:: RECORD LIST
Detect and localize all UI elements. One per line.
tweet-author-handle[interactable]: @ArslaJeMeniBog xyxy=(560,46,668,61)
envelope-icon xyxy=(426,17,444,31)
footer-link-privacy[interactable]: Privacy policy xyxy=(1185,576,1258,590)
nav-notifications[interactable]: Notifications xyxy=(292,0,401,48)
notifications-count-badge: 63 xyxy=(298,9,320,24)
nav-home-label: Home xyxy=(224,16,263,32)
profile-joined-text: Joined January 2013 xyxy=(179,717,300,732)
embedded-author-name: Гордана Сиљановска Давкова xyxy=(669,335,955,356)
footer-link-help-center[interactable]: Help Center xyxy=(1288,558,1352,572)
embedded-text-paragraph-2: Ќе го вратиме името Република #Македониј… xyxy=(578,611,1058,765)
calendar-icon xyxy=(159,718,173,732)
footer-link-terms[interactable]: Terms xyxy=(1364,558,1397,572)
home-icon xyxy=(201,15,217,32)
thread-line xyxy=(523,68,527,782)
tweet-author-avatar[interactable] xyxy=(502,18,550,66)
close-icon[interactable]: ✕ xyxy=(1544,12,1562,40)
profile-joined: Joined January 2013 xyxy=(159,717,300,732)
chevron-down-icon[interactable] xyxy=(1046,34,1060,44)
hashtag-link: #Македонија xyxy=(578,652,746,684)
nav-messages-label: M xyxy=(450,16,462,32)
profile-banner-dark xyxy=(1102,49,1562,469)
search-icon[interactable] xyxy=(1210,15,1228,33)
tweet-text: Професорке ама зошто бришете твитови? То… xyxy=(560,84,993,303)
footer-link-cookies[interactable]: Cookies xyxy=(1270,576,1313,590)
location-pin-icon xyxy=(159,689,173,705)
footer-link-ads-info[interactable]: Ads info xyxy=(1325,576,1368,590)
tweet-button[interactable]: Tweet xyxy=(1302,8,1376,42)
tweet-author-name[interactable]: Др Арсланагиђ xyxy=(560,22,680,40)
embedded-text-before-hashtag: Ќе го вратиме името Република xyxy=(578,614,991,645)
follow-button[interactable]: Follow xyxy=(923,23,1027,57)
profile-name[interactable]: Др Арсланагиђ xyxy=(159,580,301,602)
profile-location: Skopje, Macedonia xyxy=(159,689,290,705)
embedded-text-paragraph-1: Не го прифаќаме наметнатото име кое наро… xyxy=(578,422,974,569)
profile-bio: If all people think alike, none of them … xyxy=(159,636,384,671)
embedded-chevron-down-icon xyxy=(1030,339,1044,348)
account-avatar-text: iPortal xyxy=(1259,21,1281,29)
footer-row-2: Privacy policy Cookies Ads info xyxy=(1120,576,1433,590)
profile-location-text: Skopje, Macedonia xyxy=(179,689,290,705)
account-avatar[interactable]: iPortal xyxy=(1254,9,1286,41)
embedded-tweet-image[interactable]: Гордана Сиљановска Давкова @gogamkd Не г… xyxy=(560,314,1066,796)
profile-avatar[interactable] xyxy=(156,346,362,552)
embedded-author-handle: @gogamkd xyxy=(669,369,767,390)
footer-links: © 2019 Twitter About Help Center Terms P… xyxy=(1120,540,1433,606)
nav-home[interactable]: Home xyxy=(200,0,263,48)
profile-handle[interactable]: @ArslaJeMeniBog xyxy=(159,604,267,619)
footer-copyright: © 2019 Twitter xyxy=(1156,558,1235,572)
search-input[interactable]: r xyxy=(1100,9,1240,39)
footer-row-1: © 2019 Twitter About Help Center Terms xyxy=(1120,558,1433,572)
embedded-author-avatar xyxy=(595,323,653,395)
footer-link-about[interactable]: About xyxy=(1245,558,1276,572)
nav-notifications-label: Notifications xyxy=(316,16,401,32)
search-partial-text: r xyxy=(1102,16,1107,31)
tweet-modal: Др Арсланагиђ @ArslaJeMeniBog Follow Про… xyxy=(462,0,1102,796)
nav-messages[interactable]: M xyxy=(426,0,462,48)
::::
TASK REQUIREMENTS
Can you turn the data above into a numbered list, one entry per line with blank lines dropped?

EXERCISE ANSWER
1. Detect and localize all UI elements. One per line.
2. tweet-author-handle[interactable]: @ArslaJeMeniBog xyxy=(560,46,668,61)
3. envelope-icon xyxy=(426,17,444,31)
4. footer-link-privacy[interactable]: Privacy policy xyxy=(1185,576,1258,590)
5. nav-notifications[interactable]: Notifications xyxy=(292,0,401,48)
6. notifications-count-badge: 63 xyxy=(298,9,320,24)
7. nav-home-label: Home xyxy=(224,16,263,32)
8. profile-joined-text: Joined January 2013 xyxy=(179,717,300,732)
9. embedded-author-name: Гордана Сиљановска Давкова xyxy=(669,335,955,356)
10. footer-link-help-center[interactable]: Help Center xyxy=(1288,558,1352,572)
11. embedded-text-paragraph-2: Ќе го вратиме името Република #Македониј… xyxy=(578,611,1058,765)
12. calendar-icon xyxy=(159,718,173,732)
13. footer-link-terms[interactable]: Terms xyxy=(1364,558,1397,572)
14. home-icon xyxy=(201,15,217,32)
15. thread-line xyxy=(523,68,527,782)
16. tweet-author-avatar[interactable] xyxy=(502,18,550,66)
17. close-icon[interactable]: ✕ xyxy=(1544,12,1562,40)
18. profile-joined: Joined January 2013 xyxy=(159,717,300,732)
19. chevron-down-icon[interactable] xyxy=(1046,34,1060,44)
20. hashtag-link: #Македонија xyxy=(578,652,746,684)
21. nav-messages-label: M xyxy=(450,16,462,32)
22. profile-banner-dark xyxy=(1102,49,1562,469)
23. search-icon[interactable] xyxy=(1210,15,1228,33)
24. tweet-text: Професорке ама зошто бришете твитови? То… xyxy=(560,84,993,303)
25. footer-link-cookies[interactable]: Cookies xyxy=(1270,576,1313,590)
26. location-pin-icon xyxy=(159,689,173,705)
27. footer-link-ads-info[interactable]: Ads info xyxy=(1325,576,1368,590)
28. tweet-button[interactable]: Tweet xyxy=(1302,8,1376,42)
29. tweet-author-name[interactable]: Др Арсланагиђ xyxy=(560,22,680,40)
30. embedded-text-before-hashtag: Ќе го вратиме името Република xyxy=(578,614,991,645)
31. follow-button[interactable]: Follow xyxy=(923,23,1027,57)
32. profile-name[interactable]: Др Арсланагиђ xyxy=(159,580,301,602)
33. profile-location: Skopje, Macedonia xyxy=(159,689,290,705)
34. embedded-text-paragraph-1: Не го прифаќаме наметнатото име кое наро… xyxy=(578,422,974,569)
35. profile-bio: If all people think alike, none of them … xyxy=(159,636,384,671)
36. embedded-chevron-down-icon xyxy=(1030,339,1044,348)
37. account-avatar-text: iPortal xyxy=(1259,21,1281,29)
38. footer-row-2: Privacy policy Cookies Ads info xyxy=(1120,576,1433,590)
39. profile-location-text: Skopje, Macedonia xyxy=(179,689,290,705)
40. account-avatar[interactable]: iPortal xyxy=(1254,9,1286,41)
41. embedded-tweet-image[interactable]: Гордана Сиљановска Давкова @gogamkd Не г… xyxy=(560,314,1066,796)
42. profile-avatar[interactable] xyxy=(156,346,362,552)
43. embedded-author-handle: @gogamkd xyxy=(669,369,767,390)
44. footer-links: © 2019 Twitter About Help Center Terms P… xyxy=(1120,540,1433,606)
45. nav-home[interactable]: Home xyxy=(200,0,263,48)
46. profile-handle[interactable]: @ArslaJeMeniBog xyxy=(159,604,267,619)
47. footer-copyright: © 2019 Twitter xyxy=(1156,558,1235,572)
48. search-input[interactable]: r xyxy=(1100,9,1240,39)
49. footer-row-1: © 2019 Twitter About Help Center Terms xyxy=(1120,558,1433,572)
50. embedded-author-avatar xyxy=(595,323,653,395)
51. footer-link-about[interactable]: About xyxy=(1245,558,1276,572)
52. nav-notifications-label: Notifications xyxy=(316,16,401,32)
53. search-partial-text: r xyxy=(1102,16,1107,31)
54. tweet-modal: Др Арсланагиђ @ArslaJeMeniBog Follow Про… xyxy=(462,0,1102,796)
55. nav-messages[interactable]: M xyxy=(426,0,462,48)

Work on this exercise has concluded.